Task objective:
Every record here needs to be written out again exactly.

(Extracted records)
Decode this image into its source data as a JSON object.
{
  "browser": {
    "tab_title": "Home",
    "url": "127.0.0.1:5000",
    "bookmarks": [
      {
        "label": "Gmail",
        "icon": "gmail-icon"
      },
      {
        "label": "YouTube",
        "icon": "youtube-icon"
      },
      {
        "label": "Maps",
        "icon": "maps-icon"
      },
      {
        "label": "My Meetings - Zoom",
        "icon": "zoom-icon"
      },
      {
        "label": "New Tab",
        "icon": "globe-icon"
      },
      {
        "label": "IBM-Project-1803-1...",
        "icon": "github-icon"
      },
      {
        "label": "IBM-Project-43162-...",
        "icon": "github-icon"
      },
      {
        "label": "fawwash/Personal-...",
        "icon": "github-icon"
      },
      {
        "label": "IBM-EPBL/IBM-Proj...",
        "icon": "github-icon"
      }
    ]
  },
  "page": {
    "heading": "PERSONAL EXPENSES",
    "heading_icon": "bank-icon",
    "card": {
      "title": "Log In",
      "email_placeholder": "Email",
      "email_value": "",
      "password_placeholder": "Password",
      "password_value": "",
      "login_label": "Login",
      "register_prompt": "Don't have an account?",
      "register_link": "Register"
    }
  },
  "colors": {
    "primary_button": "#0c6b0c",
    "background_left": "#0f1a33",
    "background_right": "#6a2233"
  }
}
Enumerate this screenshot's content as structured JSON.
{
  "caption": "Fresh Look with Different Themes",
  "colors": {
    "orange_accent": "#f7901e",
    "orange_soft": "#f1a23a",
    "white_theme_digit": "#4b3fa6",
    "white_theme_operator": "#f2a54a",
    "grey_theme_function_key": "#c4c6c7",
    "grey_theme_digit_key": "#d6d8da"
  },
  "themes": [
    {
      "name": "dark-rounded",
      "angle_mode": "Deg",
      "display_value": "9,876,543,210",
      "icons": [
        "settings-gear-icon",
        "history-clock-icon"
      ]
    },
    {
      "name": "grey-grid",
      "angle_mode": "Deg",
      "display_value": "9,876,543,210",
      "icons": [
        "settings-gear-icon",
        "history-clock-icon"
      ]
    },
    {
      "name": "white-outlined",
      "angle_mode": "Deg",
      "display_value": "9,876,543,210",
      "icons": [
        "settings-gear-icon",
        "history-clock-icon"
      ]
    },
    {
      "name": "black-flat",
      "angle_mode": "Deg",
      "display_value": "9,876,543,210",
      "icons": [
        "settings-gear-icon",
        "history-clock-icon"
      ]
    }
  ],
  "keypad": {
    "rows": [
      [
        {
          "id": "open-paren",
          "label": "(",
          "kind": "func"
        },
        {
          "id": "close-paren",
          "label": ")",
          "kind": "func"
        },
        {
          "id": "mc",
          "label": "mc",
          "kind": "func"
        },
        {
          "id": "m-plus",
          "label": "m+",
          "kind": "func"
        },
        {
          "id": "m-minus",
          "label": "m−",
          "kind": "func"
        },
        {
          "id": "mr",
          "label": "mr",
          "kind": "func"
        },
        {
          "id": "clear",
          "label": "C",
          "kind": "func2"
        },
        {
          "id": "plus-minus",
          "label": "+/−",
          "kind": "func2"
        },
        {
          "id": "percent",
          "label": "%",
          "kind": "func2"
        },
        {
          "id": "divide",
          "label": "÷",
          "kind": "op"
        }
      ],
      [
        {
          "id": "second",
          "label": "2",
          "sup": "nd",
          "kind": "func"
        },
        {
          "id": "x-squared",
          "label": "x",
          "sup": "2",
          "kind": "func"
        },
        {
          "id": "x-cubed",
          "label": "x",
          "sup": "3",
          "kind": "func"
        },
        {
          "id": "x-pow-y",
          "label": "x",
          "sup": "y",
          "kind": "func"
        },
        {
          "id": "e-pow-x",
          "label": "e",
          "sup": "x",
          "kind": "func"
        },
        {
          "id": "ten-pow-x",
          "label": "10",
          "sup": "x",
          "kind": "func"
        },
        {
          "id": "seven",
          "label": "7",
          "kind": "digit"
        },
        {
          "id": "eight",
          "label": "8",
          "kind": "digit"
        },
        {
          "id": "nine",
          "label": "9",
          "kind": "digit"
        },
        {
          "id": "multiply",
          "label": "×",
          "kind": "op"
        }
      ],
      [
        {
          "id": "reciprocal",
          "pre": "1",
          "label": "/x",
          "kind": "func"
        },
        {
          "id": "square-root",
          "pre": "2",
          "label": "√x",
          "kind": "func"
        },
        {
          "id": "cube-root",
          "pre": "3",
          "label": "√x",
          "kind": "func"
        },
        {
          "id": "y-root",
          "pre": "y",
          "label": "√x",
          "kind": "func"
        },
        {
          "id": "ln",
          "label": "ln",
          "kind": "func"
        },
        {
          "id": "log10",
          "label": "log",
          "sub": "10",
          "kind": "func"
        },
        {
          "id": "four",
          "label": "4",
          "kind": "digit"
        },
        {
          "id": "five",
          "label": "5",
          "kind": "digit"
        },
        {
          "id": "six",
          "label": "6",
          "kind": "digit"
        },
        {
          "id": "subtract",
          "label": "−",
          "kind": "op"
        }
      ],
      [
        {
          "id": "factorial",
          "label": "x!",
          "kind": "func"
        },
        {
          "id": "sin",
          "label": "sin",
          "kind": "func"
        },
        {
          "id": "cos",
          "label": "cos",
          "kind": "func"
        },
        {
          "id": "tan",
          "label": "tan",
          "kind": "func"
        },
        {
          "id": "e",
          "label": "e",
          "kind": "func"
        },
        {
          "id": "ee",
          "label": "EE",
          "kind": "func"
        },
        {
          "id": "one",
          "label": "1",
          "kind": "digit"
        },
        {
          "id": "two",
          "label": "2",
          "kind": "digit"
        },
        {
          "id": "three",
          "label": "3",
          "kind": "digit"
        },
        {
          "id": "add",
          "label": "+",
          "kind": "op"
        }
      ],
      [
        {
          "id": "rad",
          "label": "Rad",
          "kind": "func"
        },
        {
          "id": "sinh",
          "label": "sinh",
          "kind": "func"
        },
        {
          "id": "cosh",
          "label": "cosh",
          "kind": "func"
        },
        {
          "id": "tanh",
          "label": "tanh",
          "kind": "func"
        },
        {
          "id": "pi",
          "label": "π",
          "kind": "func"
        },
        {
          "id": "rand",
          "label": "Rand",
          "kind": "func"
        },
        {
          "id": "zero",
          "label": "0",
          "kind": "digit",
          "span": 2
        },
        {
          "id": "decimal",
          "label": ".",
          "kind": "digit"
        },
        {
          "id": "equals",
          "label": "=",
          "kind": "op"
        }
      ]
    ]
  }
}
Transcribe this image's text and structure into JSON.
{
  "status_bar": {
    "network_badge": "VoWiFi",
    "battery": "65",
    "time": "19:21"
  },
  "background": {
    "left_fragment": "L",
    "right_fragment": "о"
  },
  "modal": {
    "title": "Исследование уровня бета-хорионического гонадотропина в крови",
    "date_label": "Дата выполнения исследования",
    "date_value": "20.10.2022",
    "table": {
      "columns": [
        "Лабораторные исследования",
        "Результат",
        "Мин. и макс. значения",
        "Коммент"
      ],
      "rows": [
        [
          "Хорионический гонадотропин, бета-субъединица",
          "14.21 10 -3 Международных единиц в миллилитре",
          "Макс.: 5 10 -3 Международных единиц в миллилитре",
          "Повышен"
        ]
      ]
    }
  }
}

Output of the task:
Decode this image into its source data as a JSON object.
{
  "browser": {
    "tab_title": "Home",
    "url": "127.0.0.1:5000",
    "bookmarks": [
      {
        "label": "Gmail",
        "icon": "gmail-icon"
      },
      {
        "label": "YouTube",
        "icon": "youtube-icon"
      },
      {
        "label": "Maps",
        "icon": "maps-icon"
      },
      {
        "label": "My Meetings - Zoom",
        "icon": "zoom-icon"
      },
      {
        "label": "New Tab",
        "icon": "globe-icon"
      },
      {
        "label": "IBM-Project-1803-1...",
        "icon": "github-icon"
      },
      {
        "label": "IBM-Project-43162-...",
        "icon": "github-icon"
      },
      {
        "label": "fawwash/Personal-...",
        "icon": "github-icon"
      },
      {
        "label": "IBM-EPBL/IBM-Proj...",
        "icon": "github-icon"
      }
    ]
  },
  "page": {
    "heading": "PERSONAL EXPENSES",
    "heading_icon": "bank-icon",
    "card": {
      "title": "Log In",
      "email_placeholder": "Email",
      "email_value": "",
      "password_placeholder": "Password",
      "password_value": "",
      "login_label": "Login",
      "register_prompt": "Don't have an account?",
      "register_link": "Register"
    }
  },
  "colors": {
    "primary_button": "#0c6b0c",
    "background_left": "#0f1a33",
    "background_right": "#6a2233"
  }
}
Enumerate this screenshot's content as structured JSON.
{
  "caption": "Fresh Look with Different Themes",
  "colors": {
    "orange_accent": "#f7901e",
    "orange_soft": "#f1a23a",
    "white_theme_digit": "#4b3fa6",
    "white_theme_operator": "#f2a54a",
    "grey_theme_function_key": "#c4c6c7",
    "grey_theme_digit_key": "#d6d8da"
  },
  "themes": [
    {
      "name": "dark-rounded",
      "angle_mode": "Deg",
      "display_value": "9,876,543,210",
      "icons": [
        "settings-gear-icon",
        "history-clock-icon"
      ]
    },
    {
      "name": "grey-grid",
      "angle_mode": "Deg",
      "display_value": "9,876,543,210",
      "icons": [
        "settings-gear-icon",
        "history-clock-icon"
      ]
    },
    {
      "name": "white-outlined",
      "angle_mode": "Deg",
      "display_value": "9,876,543,210",
      "icons": [
        "settings-gear-icon",
        "history-clock-icon"
      ]
    },
    {
      "name": "black-flat",
      "angle_mode": "Deg",
      "display_value": "9,876,543,210",
      "icons": [
        "settings-gear-icon",
        "history-clock-icon"
      ]
    }
  ],
  "keypad": {
    "rows": [
      [
        {
          "id": "open-paren",
          "label": "(",
          "kind": "func"
        },
        {
          "id": "close-paren",
          "label": ")",
          "kind": "func"
        },
        {
          "id": "mc",
          "label": "mc",
          "kind": "func"
        },
        {
          "id": "m-plus",
          "label": "m+",
          "kind": "func"
        },
        {
          "id": "m-minus",
          "label": "m−",
          "kind": "func"
        },
        {
          "id": "mr",
          "label": "mr",
          "kind": "func"
        },
        {
          "id": "clear",
          "label": "C",
          "kind": "func2"
        },
        {
          "id": "plus-minus",
          "label": "+/−",
          "kind": "func2"
        },
        {
          "id": "percent",
          "label": "%",
          "kind": "func2"
        },
        {
          "id": "divide",
          "label": "÷",
          "kind": "op"
        }
      ],
      [
        {
          "id": "second",
          "label": "2",
          "sup": "nd",
          "kind": "func"
        },
        {
          "id": "x-squared",
          "label": "x",
          "sup": "2",
          "kind": "func"
        },
        {
          "id": "x-cubed",
          "label": "x",
          "sup": "3",
          "kind": "func"
        },
        {
          "id": "x-pow-y",
          "label": "x",
          "sup": "y",
          "kind": "func"
        },
        {
          "id": "e-pow-x",
          "label": "e",
          "sup": "x",
          "kind": "func"
        },
        {
          "id": "ten-pow-x",
          "label": "10",
          "sup": "x",
          "kind": "func"
        },
        {
          "id": "seven",
          "label": "7",
          "kind": "digit"
        },
        {
          "id": "eight",
          "label": "8",
          "kind": "digit"
        },
        {
          "id": "nine",
          "label": "9",
          "kind": "digit"
        },
        {
          "id": "multiply",
          "label": "×",
          "kind": "op"
        }
      ],
      [
        {
          "id": "reciprocal",
          "pre": "1",
          "label": "/x",
          "kind": "func"
        },
        {
          "id": "square-root",
          "pre": "2",
          "label": "√x",
          "kind": "func"
        },
        {
          "id": "cube-root",
          "pre": "3",
          "label": "√x",
          "kind": "func"
        },
        {
          "id": "y-root",
          "pre": "y",
          "label": "√x",
          "kind": "func"
        },
        {
          "id": "ln",
          "label": "ln",
          "kind": "func"
        },
        {
          "id": "log10",
          "label": "log",
          "sub": "10",
          "kind": "func"
        },
        {
          "id": "four",
          "label": "4",
          "kind": "digit"
        },
        {
          "id": "five",
          "label": "5",
          "kind": "digit"
        },
        {
          "id": "six",
          "label": "6",
          "kind": "digit"
        },
        {
          "id": "subtract",
          "label": "−",
          "kind": "op"
        }
      ],
      [
        {
          "id": "factorial",
          "label": "x!",
          "kind": "func"
        },
        {
          "id": "sin",
          "label": "sin",
          "kind": "func"
        },
        {
          "id": "cos",
          "label": "cos",
          "kind": "func"
        },
        {
          "id": "tan",
          "label": "tan",
          "kind": "func"
        },
        {
          "id": "e",
          "label": "e",
          "kind": "func"
        },
        {
          "id": "ee",
          "label": "EE",
          "kind": "func"
        },
        {
          "id": "one",
          "label": "1",
          "kind": "digit"
        },
        {
          "id": "two",
          "label": "2",
          "kind": "digit"
        },
        {
          "id": "three",
          "label": "3",
          "kind": "digit"
        },
        {
          "id": "add",
          "label": "+",
          "kind": "op"
        }
      ],
      [
        {
          "id": "rad",
          "label": "Rad",
          "kind": "func"
        },
        {
          "id": "sinh",
          "label": "sinh",
          "kind": "func"
        },
        {
          "id": "cosh",
          "label": "cosh",
          "kind": "func"
        },
        {
          "id": "tanh",
          "label": "tanh",
          "kind": "func"
        },
        {
          "id": "pi",
          "label": "π",
          "kind": "func"
        },
        {
          "id": "rand",
          "label": "Rand",
          "kind": "func"
        },
        {
          "id": "zero",
          "label": "0",
          "kind": "digit",
          "span": 2
        },
        {
          "id": "decimal",
          "label": ".",
          "kind": "digit"
        },
        {
          "id": "equals",
          "label": "=",
          "kind": "op"
        }
      ]
    ]
  }
}
Transcribe this image's text and structure into JSON.
{
  "status_bar": {
    "network_badge": "VoWiFi",
    "battery": "65",
    "time": "19:21"
  },
  "background": {
    "left_fragment": "L",
    "right_fragment": "о"
  },
  "modal": {
    "title": "Исследование уровня бета-хорионического гонадотропина в крови",
    "date_label": "Дата выполнения исследования",
    "date_value": "20.10.2022",
    "table": {
      "columns": [
        "Лабораторные исследования",
        "Результат",
        "Мин. и макс. значения",
        "Коммент"
      ],
      "rows": [
        [
          "Хорионический гонадотропин, бета-субъединица",
          "14.21 10 -3 Международных единиц в миллилитре",
          "Макс.: 5 10 -3 Международных единиц в миллилитре",
          "Повышен"
        ]
      ]
    }
  }
}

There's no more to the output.